[Task objective] Pictures aside, quote the whole listing exactly.

[Information supplied]
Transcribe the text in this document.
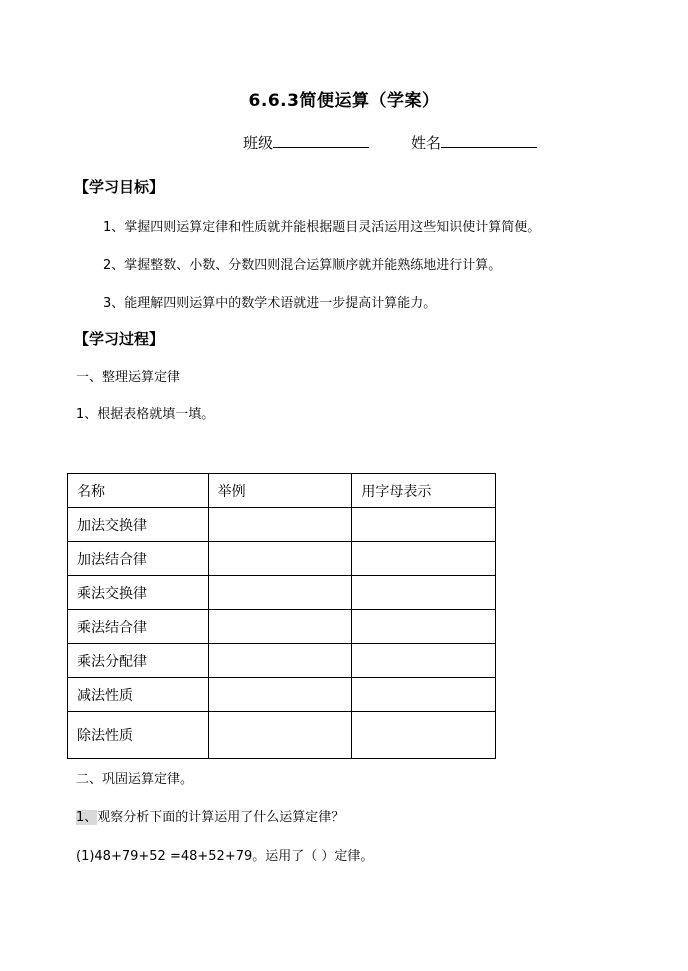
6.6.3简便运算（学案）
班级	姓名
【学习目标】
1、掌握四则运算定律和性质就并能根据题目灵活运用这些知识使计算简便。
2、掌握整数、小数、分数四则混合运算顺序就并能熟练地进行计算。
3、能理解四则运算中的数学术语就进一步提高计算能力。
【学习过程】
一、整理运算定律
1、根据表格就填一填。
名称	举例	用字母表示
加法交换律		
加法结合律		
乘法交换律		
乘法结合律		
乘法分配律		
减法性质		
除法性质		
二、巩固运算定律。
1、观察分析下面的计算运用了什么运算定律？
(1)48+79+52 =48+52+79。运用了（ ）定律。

[The solution]
Transcribe the text in this document.
6.6.3简便运算（学案）
班级	姓名
【学习目标】
1、掌握四则运算定律和性质就并能根据题目灵活运用这些知识使计算简便。
2、掌握整数、小数、分数四则混合运算顺序就并能熟练地进行计算。
3、能理解四则运算中的数学术语就进一步提高计算能力。
【学习过程】
一、整理运算定律
1、根据表格就填一填。
名称	举例	用字母表示
加法交换律		
加法结合律		
乘法交换律		
乘法结合律		
乘法分配律		
减法性质		
除法性质		
二、巩固运算定律。
1、观察分析下面的计算运用了什么运算定律？
(1)48+79+52 =48+52+79。运用了（ ）定律。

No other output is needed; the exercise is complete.